* TASK INPUTS *
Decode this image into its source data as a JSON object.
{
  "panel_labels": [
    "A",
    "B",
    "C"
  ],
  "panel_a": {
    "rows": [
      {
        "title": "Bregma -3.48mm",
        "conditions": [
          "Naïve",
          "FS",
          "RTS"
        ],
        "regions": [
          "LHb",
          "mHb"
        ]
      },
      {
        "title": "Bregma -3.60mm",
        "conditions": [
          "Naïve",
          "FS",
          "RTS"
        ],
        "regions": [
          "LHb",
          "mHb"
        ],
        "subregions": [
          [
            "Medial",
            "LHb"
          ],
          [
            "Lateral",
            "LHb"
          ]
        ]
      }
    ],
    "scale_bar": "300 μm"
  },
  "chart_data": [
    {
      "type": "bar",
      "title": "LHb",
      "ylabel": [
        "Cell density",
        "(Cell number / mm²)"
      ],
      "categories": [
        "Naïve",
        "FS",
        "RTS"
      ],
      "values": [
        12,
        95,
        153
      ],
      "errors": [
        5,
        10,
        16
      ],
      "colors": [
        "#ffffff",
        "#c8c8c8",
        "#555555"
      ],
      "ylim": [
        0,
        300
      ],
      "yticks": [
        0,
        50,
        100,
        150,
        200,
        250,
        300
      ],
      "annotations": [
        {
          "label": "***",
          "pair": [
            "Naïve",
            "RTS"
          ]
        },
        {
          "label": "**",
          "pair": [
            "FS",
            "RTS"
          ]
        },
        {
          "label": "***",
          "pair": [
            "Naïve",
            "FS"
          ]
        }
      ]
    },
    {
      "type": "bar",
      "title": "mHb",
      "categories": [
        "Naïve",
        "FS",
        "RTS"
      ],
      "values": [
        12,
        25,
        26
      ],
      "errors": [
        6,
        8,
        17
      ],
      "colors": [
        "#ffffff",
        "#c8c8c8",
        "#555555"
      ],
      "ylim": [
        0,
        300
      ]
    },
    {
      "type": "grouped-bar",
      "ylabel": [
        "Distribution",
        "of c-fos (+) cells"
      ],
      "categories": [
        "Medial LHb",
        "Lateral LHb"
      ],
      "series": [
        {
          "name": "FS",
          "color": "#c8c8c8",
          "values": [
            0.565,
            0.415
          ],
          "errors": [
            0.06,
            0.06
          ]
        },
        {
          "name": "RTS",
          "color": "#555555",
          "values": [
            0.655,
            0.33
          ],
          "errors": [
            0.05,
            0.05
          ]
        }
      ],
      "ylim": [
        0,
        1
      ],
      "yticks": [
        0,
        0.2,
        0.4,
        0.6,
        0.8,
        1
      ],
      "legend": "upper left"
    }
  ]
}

* WORK INSTRUCTION *
Only the lines of the data holding the string "title" are wanted; copy each of them.

* EXERCISE RESPONSE *
        "title": "Bregma -3.48mm",
        "title": "Bregma -3.60mm",
      "title": "LHb",
      "title": "mHb",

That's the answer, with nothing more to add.